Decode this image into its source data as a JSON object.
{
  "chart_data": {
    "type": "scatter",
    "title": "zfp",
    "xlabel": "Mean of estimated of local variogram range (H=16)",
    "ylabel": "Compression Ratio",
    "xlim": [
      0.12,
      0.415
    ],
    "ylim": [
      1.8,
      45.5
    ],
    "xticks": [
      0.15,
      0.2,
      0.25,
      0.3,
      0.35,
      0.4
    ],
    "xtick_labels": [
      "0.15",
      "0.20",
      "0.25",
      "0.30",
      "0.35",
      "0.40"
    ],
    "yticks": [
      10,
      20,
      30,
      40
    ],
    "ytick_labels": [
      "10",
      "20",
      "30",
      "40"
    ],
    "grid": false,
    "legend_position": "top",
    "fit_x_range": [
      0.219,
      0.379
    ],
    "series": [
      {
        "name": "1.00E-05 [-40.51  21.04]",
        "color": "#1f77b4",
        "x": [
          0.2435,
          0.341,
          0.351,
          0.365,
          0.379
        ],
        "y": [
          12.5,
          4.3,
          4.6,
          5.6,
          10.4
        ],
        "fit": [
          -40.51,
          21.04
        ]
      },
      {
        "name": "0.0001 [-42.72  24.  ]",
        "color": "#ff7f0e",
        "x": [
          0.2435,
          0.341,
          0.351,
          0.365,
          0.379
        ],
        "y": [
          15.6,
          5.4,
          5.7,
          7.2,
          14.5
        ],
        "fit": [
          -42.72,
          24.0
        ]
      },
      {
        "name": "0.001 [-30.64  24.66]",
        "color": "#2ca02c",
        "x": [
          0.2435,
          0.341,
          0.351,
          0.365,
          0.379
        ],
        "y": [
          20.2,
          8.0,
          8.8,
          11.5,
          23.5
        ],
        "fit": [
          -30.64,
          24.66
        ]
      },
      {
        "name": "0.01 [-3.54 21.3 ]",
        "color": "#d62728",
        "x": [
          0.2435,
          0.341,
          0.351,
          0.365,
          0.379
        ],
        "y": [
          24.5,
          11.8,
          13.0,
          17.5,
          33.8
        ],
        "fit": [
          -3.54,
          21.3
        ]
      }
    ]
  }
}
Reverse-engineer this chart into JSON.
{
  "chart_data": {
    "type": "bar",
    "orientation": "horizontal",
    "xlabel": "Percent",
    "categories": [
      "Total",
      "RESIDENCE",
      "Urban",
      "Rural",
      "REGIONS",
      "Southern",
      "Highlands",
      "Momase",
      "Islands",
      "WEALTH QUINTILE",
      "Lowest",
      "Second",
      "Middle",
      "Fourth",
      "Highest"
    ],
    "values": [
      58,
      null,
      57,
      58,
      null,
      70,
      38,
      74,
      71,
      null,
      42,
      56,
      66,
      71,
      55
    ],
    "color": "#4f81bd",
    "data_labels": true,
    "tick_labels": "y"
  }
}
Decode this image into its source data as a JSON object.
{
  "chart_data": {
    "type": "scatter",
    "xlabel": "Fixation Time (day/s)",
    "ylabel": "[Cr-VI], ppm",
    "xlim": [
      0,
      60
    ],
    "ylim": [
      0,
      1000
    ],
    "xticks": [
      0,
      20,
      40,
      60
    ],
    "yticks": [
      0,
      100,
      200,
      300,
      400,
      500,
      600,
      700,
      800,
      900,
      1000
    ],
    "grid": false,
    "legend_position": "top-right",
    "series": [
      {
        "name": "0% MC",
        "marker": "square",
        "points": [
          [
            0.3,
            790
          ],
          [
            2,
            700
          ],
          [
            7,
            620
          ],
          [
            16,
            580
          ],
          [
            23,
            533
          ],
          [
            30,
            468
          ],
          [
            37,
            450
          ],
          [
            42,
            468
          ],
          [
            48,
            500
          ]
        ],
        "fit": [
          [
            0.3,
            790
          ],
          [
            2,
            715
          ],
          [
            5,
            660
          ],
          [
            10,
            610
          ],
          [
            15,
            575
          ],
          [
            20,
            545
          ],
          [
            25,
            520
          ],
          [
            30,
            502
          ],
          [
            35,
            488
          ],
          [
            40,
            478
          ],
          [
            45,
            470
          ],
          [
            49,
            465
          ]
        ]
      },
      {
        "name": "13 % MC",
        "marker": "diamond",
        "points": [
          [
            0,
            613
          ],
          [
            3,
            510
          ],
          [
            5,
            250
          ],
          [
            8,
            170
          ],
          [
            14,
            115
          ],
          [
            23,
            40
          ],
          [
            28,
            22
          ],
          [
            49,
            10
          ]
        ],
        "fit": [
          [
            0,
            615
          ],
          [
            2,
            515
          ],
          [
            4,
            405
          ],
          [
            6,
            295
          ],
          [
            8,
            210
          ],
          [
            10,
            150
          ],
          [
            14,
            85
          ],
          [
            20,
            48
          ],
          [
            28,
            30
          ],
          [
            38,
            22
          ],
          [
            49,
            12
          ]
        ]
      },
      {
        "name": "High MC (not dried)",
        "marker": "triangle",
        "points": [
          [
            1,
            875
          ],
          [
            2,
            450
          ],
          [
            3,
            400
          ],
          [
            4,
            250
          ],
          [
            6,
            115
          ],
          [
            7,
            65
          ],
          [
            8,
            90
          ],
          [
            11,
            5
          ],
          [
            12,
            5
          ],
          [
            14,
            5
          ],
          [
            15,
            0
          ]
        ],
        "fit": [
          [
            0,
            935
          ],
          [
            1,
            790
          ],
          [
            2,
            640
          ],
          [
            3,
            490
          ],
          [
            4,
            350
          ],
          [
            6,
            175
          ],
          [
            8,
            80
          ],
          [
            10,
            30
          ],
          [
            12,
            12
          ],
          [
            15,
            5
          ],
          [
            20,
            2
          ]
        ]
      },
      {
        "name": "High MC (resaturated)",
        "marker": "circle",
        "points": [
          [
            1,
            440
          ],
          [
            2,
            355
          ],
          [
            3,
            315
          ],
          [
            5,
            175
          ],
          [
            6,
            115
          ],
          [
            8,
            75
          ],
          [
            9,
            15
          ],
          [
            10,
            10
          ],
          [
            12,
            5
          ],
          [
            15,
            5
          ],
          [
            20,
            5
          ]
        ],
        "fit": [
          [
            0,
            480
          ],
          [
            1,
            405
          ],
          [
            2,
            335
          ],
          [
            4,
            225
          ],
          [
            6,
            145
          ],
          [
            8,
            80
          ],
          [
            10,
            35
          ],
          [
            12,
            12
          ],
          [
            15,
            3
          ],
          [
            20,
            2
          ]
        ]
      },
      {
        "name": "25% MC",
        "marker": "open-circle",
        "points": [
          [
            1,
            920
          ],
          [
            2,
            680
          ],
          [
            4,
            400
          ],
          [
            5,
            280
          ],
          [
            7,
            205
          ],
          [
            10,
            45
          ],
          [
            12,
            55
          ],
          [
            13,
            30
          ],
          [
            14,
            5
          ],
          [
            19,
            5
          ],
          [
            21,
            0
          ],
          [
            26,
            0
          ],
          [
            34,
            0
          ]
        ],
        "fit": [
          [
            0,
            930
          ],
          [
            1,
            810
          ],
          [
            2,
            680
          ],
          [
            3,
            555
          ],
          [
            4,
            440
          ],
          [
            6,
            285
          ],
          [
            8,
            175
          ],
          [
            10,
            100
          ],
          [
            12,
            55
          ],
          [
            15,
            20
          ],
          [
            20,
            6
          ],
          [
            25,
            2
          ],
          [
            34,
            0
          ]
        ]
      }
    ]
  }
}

▶ [Goal]: Return all the data above once more, precisely as given.

▶ [Final answer]:
Decode this image into its source data as a JSON object.
{
  "chart_data": {
    "type": "scatter",
    "title": "zfp",
    "xlabel": "Mean of estimated of local variogram range (H=16)",
    "ylabel": "Compression Ratio",
    "xlim": [
      0.12,
      0.415
    ],
    "ylim": [
      1.8,
      45.5
    ],
    "xticks": [
      0.15,
      0.2,
      0.25,
      0.3,
      0.35,
      0.4
    ],
    "xtick_labels": [
      "0.15",
      "0.20",
      "0.25",
      "0.30",
      "0.35",
      "0.40"
    ],
    "yticks": [
      10,
      20,
      30,
      40
    ],
    "ytick_labels": [
      "10",
      "20",
      "30",
      "40"
    ],
    "grid": false,
    "legend_position": "top",
    "fit_x_range": [
      0.219,
      0.379
    ],
    "series": [
      {
        "name": "1.00E-05 [-40.51  21.04]",
        "color": "#1f77b4",
        "x": [
          0.2435,
          0.341,
          0.351,
          0.365,
          0.379
        ],
        "y": [
          12.5,
          4.3,
          4.6,
          5.6,
          10.4
        ],
        "fit": [
          -40.51,
          21.04
        ]
      },
      {
        "name": "0.0001 [-42.72  24.  ]",
        "color": "#ff7f0e",
        "x": [
          0.2435,
          0.341,
          0.351,
          0.365,
          0.379
        ],
        "y": [
          15.6,
          5.4,
          5.7,
          7.2,
          14.5
        ],
        "fit": [
          -42.72,
          24.0
        ]
      },
      {
        "name": "0.001 [-30.64  24.66]",
        "color": "#2ca02c",
        "x": [
          0.2435,
          0.341,
          0.351,
          0.365,
          0.379
        ],
        "y": [
          20.2,
          8.0,
          8.8,
          11.5,
          23.5
        ],
        "fit": [
          -30.64,
          24.66
        ]
      },
      {
        "name": "0.01 [-3.54 21.3 ]",
        "color": "#d62728",
        "x": [
          0.2435,
          0.341,
          0.351,
          0.365,
          0.379
        ],
        "y": [
          24.5,
          11.8,
          13.0,
          17.5,
          33.8
        ],
        "fit": [
          -3.54,
          21.3
        ]
      }
    ]
  }
}
Reverse-engineer this chart into JSON.
{
  "chart_data": {
    "type": "bar",
    "orientation": "horizontal",
    "xlabel": "Percent",
    "categories": [
      "Total",
      "RESIDENCE",
      "Urban",
      "Rural",
      "REGIONS",
      "Southern",
      "Highlands",
      "Momase",
      "Islands",
      "WEALTH QUINTILE",
      "Lowest",
      "Second",
      "Middle",
      "Fourth",
      "Highest"
    ],
    "values": [
      58,
      null,
      57,
      58,
      null,
      70,
      38,
      74,
      71,
      null,
      42,
      56,
      66,
      71,
      55
    ],
    "color": "#4f81bd",
    "data_labels": true,
    "tick_labels": "y"
  }
}
Decode this image into its source data as a JSON object.
{
  "chart_data": {
    "type": "scatter",
    "xlabel": "Fixation Time (day/s)",
    "ylabel": "[Cr-VI], ppm",
    "xlim": [
      0,
      60
    ],
    "ylim": [
      0,
      1000
    ],
    "xticks": [
      0,
      20,
      40,
      60
    ],
    "yticks": [
      0,
      100,
      200,
      300,
      400,
      500,
      600,
      700,
      800,
      900,
      1000
    ],
    "grid": false,
    "legend_position": "top-right",
    "series": [
      {
        "name": "0% MC",
        "marker": "square",
        "points": [
          [
            0.3,
            790
          ],
          [
            2,
            700
          ],
          [
            7,
            620
          ],
          [
            16,
            580
          ],
          [
            23,
            533
          ],
          [
            30,
            468
          ],
          [
            37,
            450
          ],
          [
            42,
            468
          ],
          [
            48,
            500
          ]
        ],
        "fit": [
          [
            0.3,
            790
          ],
          [
            2,
            715
          ],
          [
            5,
            660
          ],
          [
            10,
            610
          ],
          [
            15,
            575
          ],
          [
            20,
            545
          ],
          [
            25,
            520
          ],
          [
            30,
            502
          ],
          [
            35,
            488
          ],
          [
            40,
            478
          ],
          [
            45,
            470
          ],
          [
            49,
            465
          ]
        ]
      },
      {
        "name": "13 % MC",
        "marker": "diamond",
        "points": [
          [
            0,
            613
          ],
          [
            3,
            510
          ],
          [
            5,
            250
          ],
          [
            8,
            170
          ],
          [
            14,
            115
          ],
          [
            23,
            40
          ],
          [
            28,
            22
          ],
          [
            49,
            10
          ]
        ],
        "fit": [
          [
            0,
            615
          ],
          [
            2,
            515
          ],
          [
            4,
            405
          ],
          [
            6,
            295
          ],
          [
            8,
            210
          ],
          [
            10,
            150
          ],
          [
            14,
            85
          ],
          [
            20,
            48
          ],
          [
            28,
            30
          ],
          [
            38,
            22
          ],
          [
            49,
            12
          ]
        ]
      },
      {
        "name": "High MC (not dried)",
        "marker": "triangle",
        "points": [
          [
            1,
            875
          ],
          [
            2,
            450
          ],
          [
            3,
            400
          ],
          [
            4,
            250
          ],
          [
            6,
            115
          ],
          [
            7,
            65
          ],
          [
            8,
            90
          ],
          [
            11,
            5
          ],
          [
            12,
            5
          ],
          [
            14,
            5
          ],
          [
            15,
            0
          ]
        ],
        "fit": [
          [
            0,
            935
          ],
          [
            1,
            790
          ],
          [
            2,
            640
          ],
          [
            3,
            490
          ],
          [
            4,
            350
          ],
          [
            6,
            175
          ],
          [
            8,
            80
          ],
          [
            10,
            30
          ],
          [
            12,
            12
          ],
          [
            15,
            5
          ],
          [
            20,
            2
          ]
        ]
      },
      {
        "name": "High MC (resaturated)",
        "marker": "circle",
        "points": [
          [
            1,
            440
          ],
          [
            2,
            355
          ],
          [
            3,
            315
          ],
          [
            5,
            175
          ],
          [
            6,
            115
          ],
          [
            8,
            75
          ],
          [
            9,
            15
          ],
          [
            10,
            10
          ],
          [
            12,
            5
          ],
          [
            15,
            5
          ],
          [
            20,
            5
          ]
        ],
        "fit": [
          [
            0,
            480
          ],
          [
            1,
            405
          ],
          [
            2,
            335
          ],
          [
            4,
            225
          ],
          [
            6,
            145
          ],
          [
            8,
            80
          ],
          [
            10,
            35
          ],
          [
            12,
            12
          ],
          [
            15,
            3
          ],
          [
            20,
            2
          ]
        ]
      },
      {
        "name": "25% MC",
        "marker": "open-circle",
        "points": [
          [
            1,
            920
          ],
          [
            2,
            680
          ],
          [
            4,
            400
          ],
          [
            5,
            280
          ],
          [
            7,
            205
          ],
          [
            10,
            45
          ],
          [
            12,
            55
          ],
          [
            13,
            30
          ],
          [
            14,
            5
          ],
          [
            19,
            5
          ],
          [
            21,
            0
          ],
          [
            26,
            0
          ],
          [
            34,
            0
          ]
        ],
        "fit": [
          [
            0,
            930
          ],
          [
            1,
            810
          ],
          [
            2,
            680
          ],
          [
            3,
            555
          ],
          [
            4,
            440
          ],
          [
            6,
            285
          ],
          [
            8,
            175
          ],
          [
            10,
            100
          ],
          [
            12,
            55
          ],
          [
            15,
            20
          ],
          [
            20,
            6
          ],
          [
            25,
            2
          ],
          [
            34,
            0
          ]
        ]
      }
    ]
  }
}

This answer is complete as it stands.